►

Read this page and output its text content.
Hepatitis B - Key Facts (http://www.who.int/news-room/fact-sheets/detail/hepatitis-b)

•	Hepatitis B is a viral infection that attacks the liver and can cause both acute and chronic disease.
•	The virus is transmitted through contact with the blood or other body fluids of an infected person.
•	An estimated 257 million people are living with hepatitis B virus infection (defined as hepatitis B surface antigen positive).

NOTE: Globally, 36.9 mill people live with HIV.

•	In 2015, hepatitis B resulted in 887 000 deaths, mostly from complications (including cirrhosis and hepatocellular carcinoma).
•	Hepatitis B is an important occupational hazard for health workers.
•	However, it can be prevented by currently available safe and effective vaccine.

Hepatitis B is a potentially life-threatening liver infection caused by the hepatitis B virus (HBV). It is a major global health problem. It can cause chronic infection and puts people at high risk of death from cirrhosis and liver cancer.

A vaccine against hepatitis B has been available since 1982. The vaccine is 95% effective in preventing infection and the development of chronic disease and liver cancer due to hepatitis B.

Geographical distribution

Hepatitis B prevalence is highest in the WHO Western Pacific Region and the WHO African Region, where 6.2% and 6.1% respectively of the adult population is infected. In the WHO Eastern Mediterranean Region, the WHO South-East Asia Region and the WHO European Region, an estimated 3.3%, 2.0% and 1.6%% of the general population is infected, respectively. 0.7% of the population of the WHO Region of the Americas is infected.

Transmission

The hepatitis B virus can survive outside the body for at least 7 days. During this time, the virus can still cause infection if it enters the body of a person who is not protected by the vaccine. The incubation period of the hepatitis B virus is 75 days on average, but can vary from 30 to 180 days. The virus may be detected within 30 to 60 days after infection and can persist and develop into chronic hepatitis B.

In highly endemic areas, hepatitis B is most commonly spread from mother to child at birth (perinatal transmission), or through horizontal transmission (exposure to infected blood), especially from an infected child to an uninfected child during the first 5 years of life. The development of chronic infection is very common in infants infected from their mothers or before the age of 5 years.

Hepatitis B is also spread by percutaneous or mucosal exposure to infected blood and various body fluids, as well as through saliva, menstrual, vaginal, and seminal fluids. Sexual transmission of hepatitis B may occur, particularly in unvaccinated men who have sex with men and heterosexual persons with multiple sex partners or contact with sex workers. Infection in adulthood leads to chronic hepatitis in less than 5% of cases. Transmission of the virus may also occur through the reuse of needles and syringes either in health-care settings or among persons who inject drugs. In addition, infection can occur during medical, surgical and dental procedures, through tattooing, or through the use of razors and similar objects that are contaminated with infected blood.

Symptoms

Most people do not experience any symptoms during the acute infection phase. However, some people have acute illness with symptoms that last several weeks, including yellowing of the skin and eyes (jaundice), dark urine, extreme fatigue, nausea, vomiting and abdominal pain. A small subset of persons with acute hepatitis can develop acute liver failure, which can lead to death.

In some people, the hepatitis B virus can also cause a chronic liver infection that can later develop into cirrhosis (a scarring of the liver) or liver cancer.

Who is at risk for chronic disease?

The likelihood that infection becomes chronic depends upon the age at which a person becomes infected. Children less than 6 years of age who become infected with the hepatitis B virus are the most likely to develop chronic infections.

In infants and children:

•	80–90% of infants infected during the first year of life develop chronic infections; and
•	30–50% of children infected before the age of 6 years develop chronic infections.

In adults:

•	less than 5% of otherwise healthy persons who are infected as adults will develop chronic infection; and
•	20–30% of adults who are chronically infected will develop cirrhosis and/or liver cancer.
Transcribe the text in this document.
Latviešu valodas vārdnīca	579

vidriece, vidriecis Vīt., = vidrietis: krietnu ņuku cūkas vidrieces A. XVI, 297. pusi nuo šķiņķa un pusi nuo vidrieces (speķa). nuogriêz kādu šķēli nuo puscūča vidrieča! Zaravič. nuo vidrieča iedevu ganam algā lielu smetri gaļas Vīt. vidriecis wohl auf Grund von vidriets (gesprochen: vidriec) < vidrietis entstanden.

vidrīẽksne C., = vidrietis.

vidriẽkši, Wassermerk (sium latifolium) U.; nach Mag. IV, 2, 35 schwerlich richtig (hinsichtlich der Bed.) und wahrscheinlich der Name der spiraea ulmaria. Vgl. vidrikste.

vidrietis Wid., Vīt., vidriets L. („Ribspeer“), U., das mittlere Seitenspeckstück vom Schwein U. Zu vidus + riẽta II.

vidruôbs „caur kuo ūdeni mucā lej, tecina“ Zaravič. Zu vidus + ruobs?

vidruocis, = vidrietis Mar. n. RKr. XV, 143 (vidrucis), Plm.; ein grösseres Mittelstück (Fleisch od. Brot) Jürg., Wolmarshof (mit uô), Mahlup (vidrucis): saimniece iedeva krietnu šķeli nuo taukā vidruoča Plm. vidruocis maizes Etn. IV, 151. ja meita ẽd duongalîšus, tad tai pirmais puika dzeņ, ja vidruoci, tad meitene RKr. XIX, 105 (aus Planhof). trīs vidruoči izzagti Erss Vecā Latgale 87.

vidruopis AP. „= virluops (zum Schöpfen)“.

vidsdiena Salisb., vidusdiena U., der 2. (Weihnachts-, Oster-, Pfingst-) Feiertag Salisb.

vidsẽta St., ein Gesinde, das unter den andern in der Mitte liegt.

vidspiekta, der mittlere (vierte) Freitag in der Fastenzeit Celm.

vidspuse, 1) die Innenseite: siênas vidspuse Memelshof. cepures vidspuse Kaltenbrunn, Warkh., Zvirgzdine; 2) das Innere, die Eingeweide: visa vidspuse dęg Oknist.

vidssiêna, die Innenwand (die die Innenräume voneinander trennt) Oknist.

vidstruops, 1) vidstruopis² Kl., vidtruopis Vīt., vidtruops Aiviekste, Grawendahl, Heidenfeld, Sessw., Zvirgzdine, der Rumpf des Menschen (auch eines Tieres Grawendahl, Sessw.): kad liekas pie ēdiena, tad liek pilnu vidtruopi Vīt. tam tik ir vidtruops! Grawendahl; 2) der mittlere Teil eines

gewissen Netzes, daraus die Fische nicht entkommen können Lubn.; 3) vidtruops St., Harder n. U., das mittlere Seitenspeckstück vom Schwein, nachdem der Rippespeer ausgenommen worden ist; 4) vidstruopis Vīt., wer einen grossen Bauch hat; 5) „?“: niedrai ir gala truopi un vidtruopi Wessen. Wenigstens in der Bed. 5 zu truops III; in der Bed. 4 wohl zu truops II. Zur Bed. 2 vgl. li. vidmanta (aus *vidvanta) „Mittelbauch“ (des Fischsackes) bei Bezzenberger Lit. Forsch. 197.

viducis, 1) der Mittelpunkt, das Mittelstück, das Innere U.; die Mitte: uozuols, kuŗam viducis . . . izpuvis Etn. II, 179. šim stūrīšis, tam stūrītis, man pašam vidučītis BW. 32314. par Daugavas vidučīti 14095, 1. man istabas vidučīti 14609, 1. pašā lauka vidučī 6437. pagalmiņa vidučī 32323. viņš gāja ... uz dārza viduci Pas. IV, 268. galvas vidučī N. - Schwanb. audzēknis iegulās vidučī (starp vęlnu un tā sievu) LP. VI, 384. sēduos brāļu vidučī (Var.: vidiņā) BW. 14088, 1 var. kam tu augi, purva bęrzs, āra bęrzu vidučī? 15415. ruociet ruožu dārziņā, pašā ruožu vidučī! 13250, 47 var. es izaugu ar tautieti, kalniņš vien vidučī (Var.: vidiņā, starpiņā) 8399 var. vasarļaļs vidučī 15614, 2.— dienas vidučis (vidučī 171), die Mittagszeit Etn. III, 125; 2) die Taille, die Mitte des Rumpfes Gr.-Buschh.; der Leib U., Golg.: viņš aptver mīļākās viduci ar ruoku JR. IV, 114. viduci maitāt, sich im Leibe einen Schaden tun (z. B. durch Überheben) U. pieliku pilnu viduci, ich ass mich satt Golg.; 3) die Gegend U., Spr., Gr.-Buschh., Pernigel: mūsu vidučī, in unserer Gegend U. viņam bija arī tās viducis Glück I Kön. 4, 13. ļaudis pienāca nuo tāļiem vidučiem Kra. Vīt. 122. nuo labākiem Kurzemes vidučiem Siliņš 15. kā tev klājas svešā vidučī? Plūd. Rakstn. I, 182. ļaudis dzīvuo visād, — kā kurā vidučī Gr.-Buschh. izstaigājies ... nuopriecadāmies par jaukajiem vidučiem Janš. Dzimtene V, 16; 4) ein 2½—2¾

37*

◄

### Work to complete:
Find the word "contact" in the entries, and copy every line it shows up in.

### Answer section:
•	The virus is transmitted through contact with the blood or other body fluids of an infected person.
Hepatitis B is also spread by percutaneous or mucosal exposure to infected blood and various body fluids, as well as through saliva, menstrual, vaginal, and seminal fluids. Sexual transmission of hepatitis B may occur, particularly in unvaccinated men who have sex with men and heterosexual persons with multiple sex partners or contact with sex workers. Infection in adulthood leads to chronic hepatitis in less than 5% of cases. Transmission of the virus may also occur through the reuse of needles and syringes either in health-care settings or among persons who inject drugs. In addition, infection can occur during medical, surgical and dental procedures, through tattooing, or through the use of razors and similar objects that are contaminated with infected blood.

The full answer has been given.